#### [Provided data]
--- Begin ---
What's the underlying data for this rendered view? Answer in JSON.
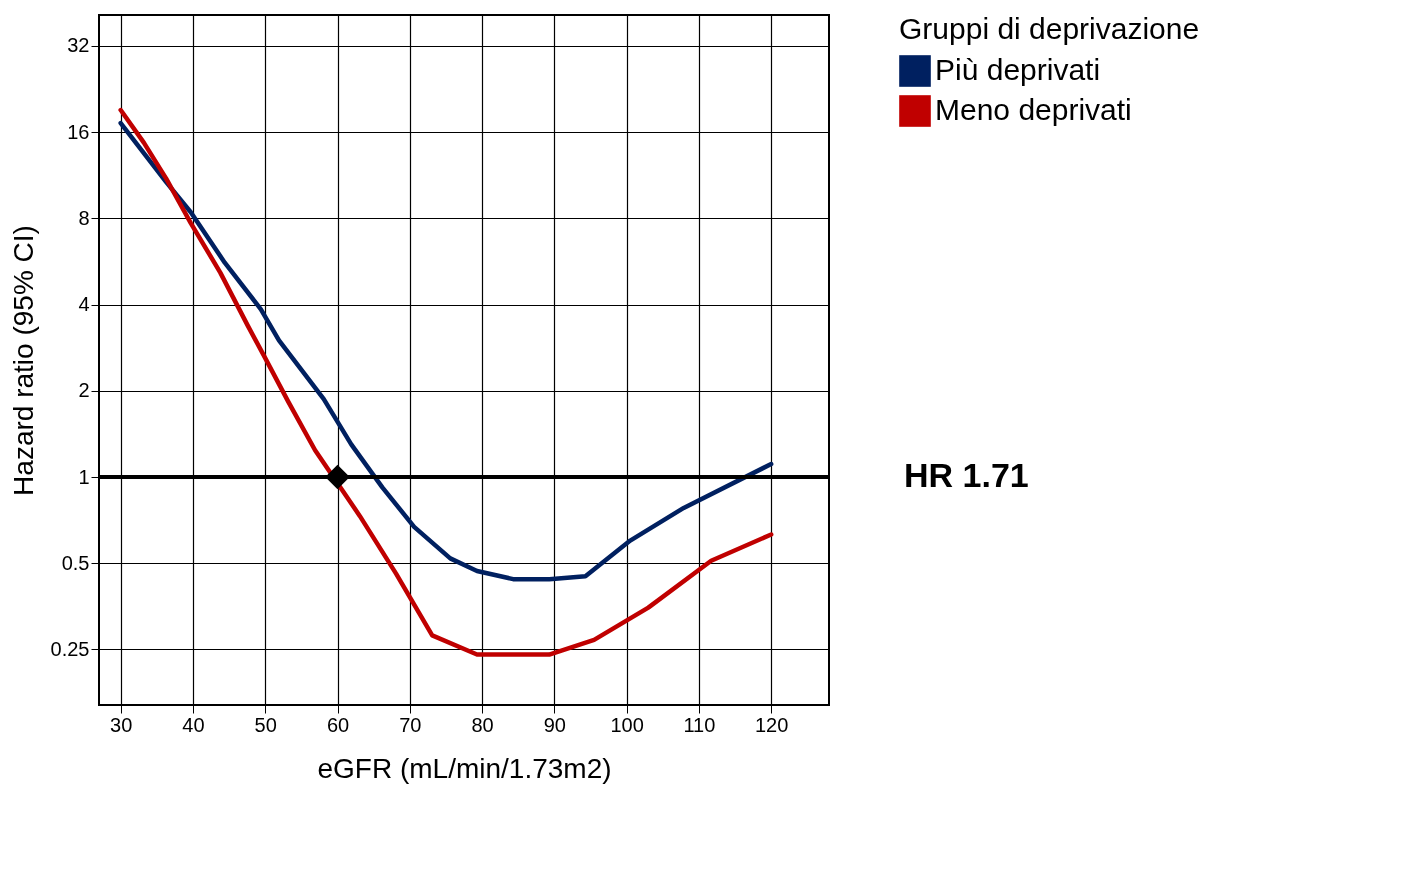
{
  "chart_data": {
    "type": "line",
    "xlabel": "eGFR (mL/min/1.73m2)",
    "ylabel": "Hazard ratio (95% CI)",
    "legend_title": "Gruppi di deprivazione",
    "xlim": [
      27,
      128
    ],
    "xticks": [
      30,
      40,
      50,
      60,
      70,
      80,
      90,
      100,
      110,
      120
    ],
    "ylim": [
      0.16,
      41
    ],
    "yticks": [
      0.25,
      0.5,
      1,
      2,
      4,
      8,
      16,
      32
    ],
    "log": true,
    "grid": true,
    "legend": "right",
    "line_style": "solid",
    "series": [
      {
        "name": "Più deprivati",
        "color": "#002060",
        "x": [
          30,
          36.3,
          39.7,
          44.4,
          49.4,
          51.9,
          58.1,
          61.9,
          66.2,
          70.6,
          75.6,
          79.3,
          84.3,
          89.3,
          94.3,
          100.5,
          107.9,
          120
        ],
        "values": [
          17.2,
          10.7,
          8.4,
          5.6,
          3.85,
          3.0,
          1.87,
          1.3,
          0.92,
          0.67,
          0.52,
          0.47,
          0.44,
          0.44,
          0.45,
          0.6,
          0.78,
          1.11
        ]
      },
      {
        "name": "Meno deprivati",
        "color": "#c00000",
        "x": [
          30,
          33.2,
          36.3,
          39.7,
          43.8,
          47.6,
          50.0,
          53.2,
          56.9,
          63.1,
          68.1,
          73.1,
          79.3,
          84.3,
          89.3,
          95.5,
          103.0,
          111.7,
          120
        ],
        "values": [
          19.1,
          14.7,
          11.0,
          7.7,
          5.16,
          3.37,
          2.6,
          1.83,
          1.24,
          0.73,
          0.46,
          0.28,
          0.24,
          0.24,
          0.24,
          0.27,
          0.35,
          0.51,
          0.63
        ]
      },
      {
        "type": "scatter",
        "color": "#000000",
        "marker": "diamond",
        "x": [
          60
        ],
        "values": [
          1
        ]
      }
    ],
    "ref_lines": [
      {
        "axis": "y",
        "value": 1,
        "label": "HR 1.71",
        "color": "#000000",
        "line_style": "solid"
      }
    ]
  }
}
--- End ---
#### [Task goal]
Find the word "deprivati" and list each line it appears in.

#### [Answer to this exercise]
        "name": "Più deprivati",
        "name": "Meno deprivati",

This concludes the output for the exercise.